- Instructions for the task -
Retype the whole listing verbatim and keep the pictures out of it.

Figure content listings
--- --- ---

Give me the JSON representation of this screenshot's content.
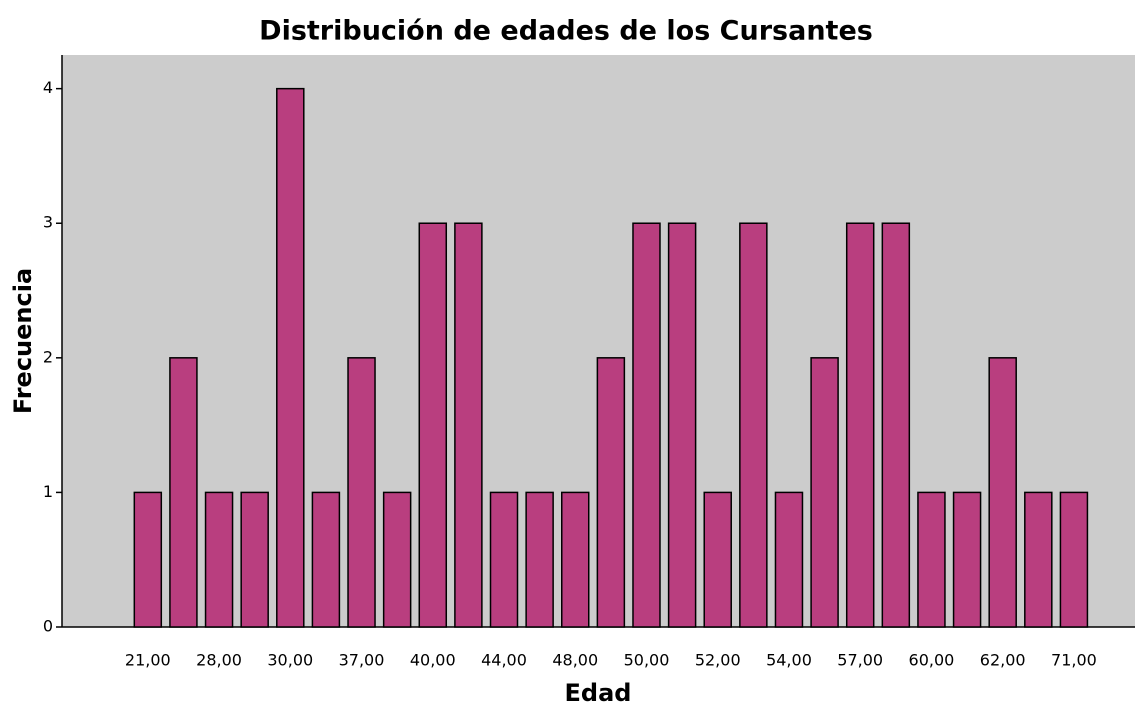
{
  "chart_data": {
    "type": "bar",
    "title": "Distribución de edades de los Cursantes",
    "x_label": "Edad",
    "y_label": "Frecuencia",
    "categories": [
      "21,00",
      null,
      "28,00",
      null,
      "30,00",
      null,
      "37,00",
      null,
      "40,00",
      null,
      "44,00",
      null,
      "48,00",
      null,
      "50,00",
      null,
      "52,00",
      null,
      "54,00",
      null,
      "57,00",
      null,
      "60,00",
      null,
      "62,00",
      null,
      "71,00"
    ],
    "values": [
      1,
      2,
      1,
      1,
      4,
      1,
      2,
      1,
      3,
      3,
      1,
      1,
      1,
      2,
      3,
      3,
      1,
      3,
      1,
      2,
      3,
      3,
      1,
      1,
      2,
      1,
      1
    ],
    "color": "#b93e7f",
    "background": "#cccccc",
    "ylim": [
      0,
      4.25
    ],
    "yticks": [
      0,
      1,
      2,
      3,
      4
    ],
    "grid": false
  }
}
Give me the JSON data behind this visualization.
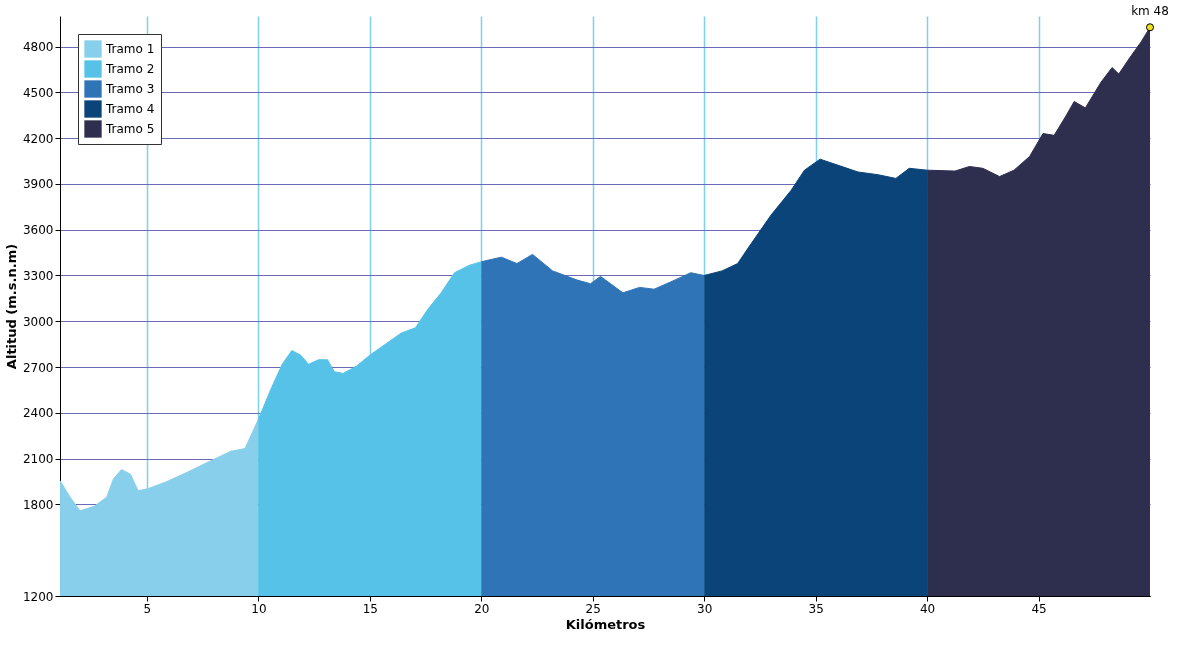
{
  "chart_data": {
    "type": "area",
    "xlabel": "Kilómetros",
    "ylabel": "Altitud (m.s.n.m)",
    "xlim": [
      1.1,
      50
    ],
    "xticks": [
      5,
      10,
      15,
      20,
      25,
      30,
      35,
      40,
      45
    ],
    "ylim": [
      1200,
      5000
    ],
    "yticks": [
      1200,
      1800,
      2100,
      2400,
      2700,
      3000,
      3300,
      3600,
      3900,
      4200,
      4500,
      4800
    ],
    "grid": true,
    "legend": "top left",
    "series": [
      {
        "name": "Tramo 1",
        "color": "#87cfea",
        "x": [
          1.1,
          1.55,
          2.0,
          2.64,
          3.2,
          3.5,
          3.86,
          4.26,
          4.6,
          5.04,
          5.9,
          6.8,
          7.9,
          8.76,
          9.4,
          10
        ],
        "values": [
          1956,
          1848,
          1758,
          1788,
          1848,
          1968,
          2028,
          1998,
          1890,
          1902,
          1950,
          2010,
          2088,
          2148,
          2166,
          2358
        ]
      },
      {
        "name": "Tramo 2",
        "color": "#56c2e8",
        "x": [
          10,
          10.6,
          11.07,
          11.5,
          11.9,
          12.25,
          12.7,
          13.1,
          13.4,
          13.8,
          14.4,
          15,
          15.7,
          16.4,
          17.05,
          17.6,
          18.2,
          18.8,
          19.45,
          20
        ],
        "values": [
          2358,
          2568,
          2718,
          2808,
          2778,
          2718,
          2748,
          2748,
          2670,
          2658,
          2706,
          2778,
          2850,
          2922,
          2958,
          3078,
          3186,
          3318,
          3366,
          3390
        ]
      },
      {
        "name": "Tramo 3",
        "color": "#3074b8",
        "x": [
          20,
          20.9,
          21.6,
          22.3,
          23.2,
          24.3,
          24.9,
          25.35,
          25.8,
          26.35,
          27.1,
          27.75,
          28.5,
          29.4,
          30
        ],
        "values": [
          3390,
          3420,
          3378,
          3438,
          3330,
          3270,
          3246,
          3294,
          3246,
          3186,
          3222,
          3210,
          3258,
          3318,
          3300
        ]
      },
      {
        "name": "Tramo 4",
        "color": "#0b4479",
        "x": [
          30,
          30.8,
          31.5,
          32,
          33,
          33.9,
          34.5,
          35.2,
          36.05,
          36.9,
          37.8,
          38.6,
          39.2,
          40
        ],
        "values": [
          3300,
          3330,
          3378,
          3486,
          3696,
          3858,
          3990,
          4062,
          4020,
          3978,
          3960,
          3936,
          4002,
          3990
        ]
      },
      {
        "name": "Tramo 5",
        "color": "#2e2f4e",
        "x": [
          40,
          41.25,
          41.9,
          42.5,
          43.25,
          43.9,
          44.6,
          45.2,
          45.7,
          46.2,
          46.6,
          47.1,
          47.8,
          48.3,
          48.6,
          49.1,
          49.6,
          50
        ],
        "values": [
          3990,
          3984,
          4014,
          4002,
          3948,
          3990,
          4080,
          4230,
          4218,
          4338,
          4440,
          4398,
          4566,
          4662,
          4620,
          4728,
          4830,
          4926
        ]
      }
    ],
    "annotations": [
      {
        "text": "km 48",
        "x": 50,
        "y": 4926
      }
    ]
  }
}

--- --- ---

- Correct result -
Give me the JSON representation of this screenshot's content.
{
  "chart_data": {
    "type": "bar",
    "title": "Distribución de edades de los Cursantes",
    "x_label": "Edad",
    "y_label": "Frecuencia",
    "categories": [
      "21,00",
      null,
      "28,00",
      null,
      "30,00",
      null,
      "37,00",
      null,
      "40,00",
      null,
      "44,00",
      null,
      "48,00",
      null,
      "50,00",
      null,
      "52,00",
      null,
      "54,00",
      null,
      "57,00",
      null,
      "60,00",
      null,
      "62,00",
      null,
      "71,00"
    ],
    "values": [
      1,
      2,
      1,
      1,
      4,
      1,
      2,
      1,
      3,
      3,
      1,
      1,
      1,
      2,
      3,
      3,
      1,
      3,
      1,
      2,
      3,
      3,
      1,
      1,
      2,
      1,
      1
    ],
    "color": "#b93e7f",
    "background": "#cccccc",
    "ylim": [
      0,
      4.25
    ],
    "yticks": [
      0,
      1,
      2,
      3,
      4
    ],
    "grid": false
  }
}
Give me the JSON data behind this visualization.
{
  "chart_data": {
    "type": "area",
    "xlabel": "Kilómetros",
    "ylabel": "Altitud (m.s.n.m)",
    "xlim": [
      1.1,
      50
    ],
    "xticks": [
      5,
      10,
      15,
      20,
      25,
      30,
      35,
      40,
      45
    ],
    "ylim": [
      1200,
      5000
    ],
    "yticks": [
      1200,
      1800,
      2100,
      2400,
      2700,
      3000,
      3300,
      3600,
      3900,
      4200,
      4500,
      4800
    ],
    "grid": true,
    "legend": "top left",
    "series": [
      {
        "name": "Tramo 1",
        "color": "#87cfea",
        "x": [
          1.1,
          1.55,
          2.0,
          2.64,
          3.2,
          3.5,
          3.86,
          4.26,
          4.6,
          5.04,
          5.9,
          6.8,
          7.9,
          8.76,
          9.4,
          10
        ],
        "values": [
          1956,
          1848,
          1758,
          1788,
          1848,
          1968,
          2028,
          1998,
          1890,
          1902,
          1950,
          2010,
          2088,
          2148,
          2166,
          2358
        ]
      },
      {
        "name": "Tramo 2",
        "color": "#56c2e8",
        "x": [
          10,
          10.6,
          11.07,
          11.5,
          11.9,
          12.25,
          12.7,
          13.1,
          13.4,
          13.8,
          14.4,
          15,
          15.7,
          16.4,
          17.05,
          17.6,
          18.2,
          18.8,
          19.45,
          20
        ],
        "values": [
          2358,
          2568,
          2718,
          2808,
          2778,
          2718,
          2748,
          2748,
          2670,
          2658,
          2706,
          2778,
          2850,
          2922,
          2958,
          3078,
          3186,
          3318,
          3366,
          3390
        ]
      },
      {
        "name": "Tramo 3",
        "color": "#3074b8",
        "x": [
          20,
          20.9,
          21.6,
          22.3,
          23.2,
          24.3,
          24.9,
          25.35,
          25.8,
          26.35,
          27.1,
          27.75,
          28.5,
          29.4,
          30
        ],
        "values": [
          3390,
          3420,
          3378,
          3438,
          3330,
          3270,
          3246,
          3294,
          3246,
          3186,
          3222,
          3210,
          3258,
          3318,
          3300
        ]
      },
      {
        "name": "Tramo 4",
        "color": "#0b4479",
        "x": [
          30,
          30.8,
          31.5,
          32,
          33,
          33.9,
          34.5,
          35.2,
          36.05,
          36.9,
          37.8,
          38.6,
          39.2,
          40
        ],
        "values": [
          3300,
          3330,
          3378,
          3486,
          3696,
          3858,
          3990,
          4062,
          4020,
          3978,
          3960,
          3936,
          4002,
          3990
        ]
      },
      {
        "name": "Tramo 5",
        "color": "#2e2f4e",
        "x": [
          40,
          41.25,
          41.9,
          42.5,
          43.25,
          43.9,
          44.6,
          45.2,
          45.7,
          46.2,
          46.6,
          47.1,
          47.8,
          48.3,
          48.6,
          49.1,
          49.6,
          50
        ],
        "values": [
          3990,
          3984,
          4014,
          4002,
          3948,
          3990,
          4080,
          4230,
          4218,
          4338,
          4440,
          4398,
          4566,
          4662,
          4620,
          4728,
          4830,
          4926
        ]
      }
    ],
    "annotations": [
      {
        "text": "km 48",
        "x": 50,
        "y": 4926
      }
    ]
  }
}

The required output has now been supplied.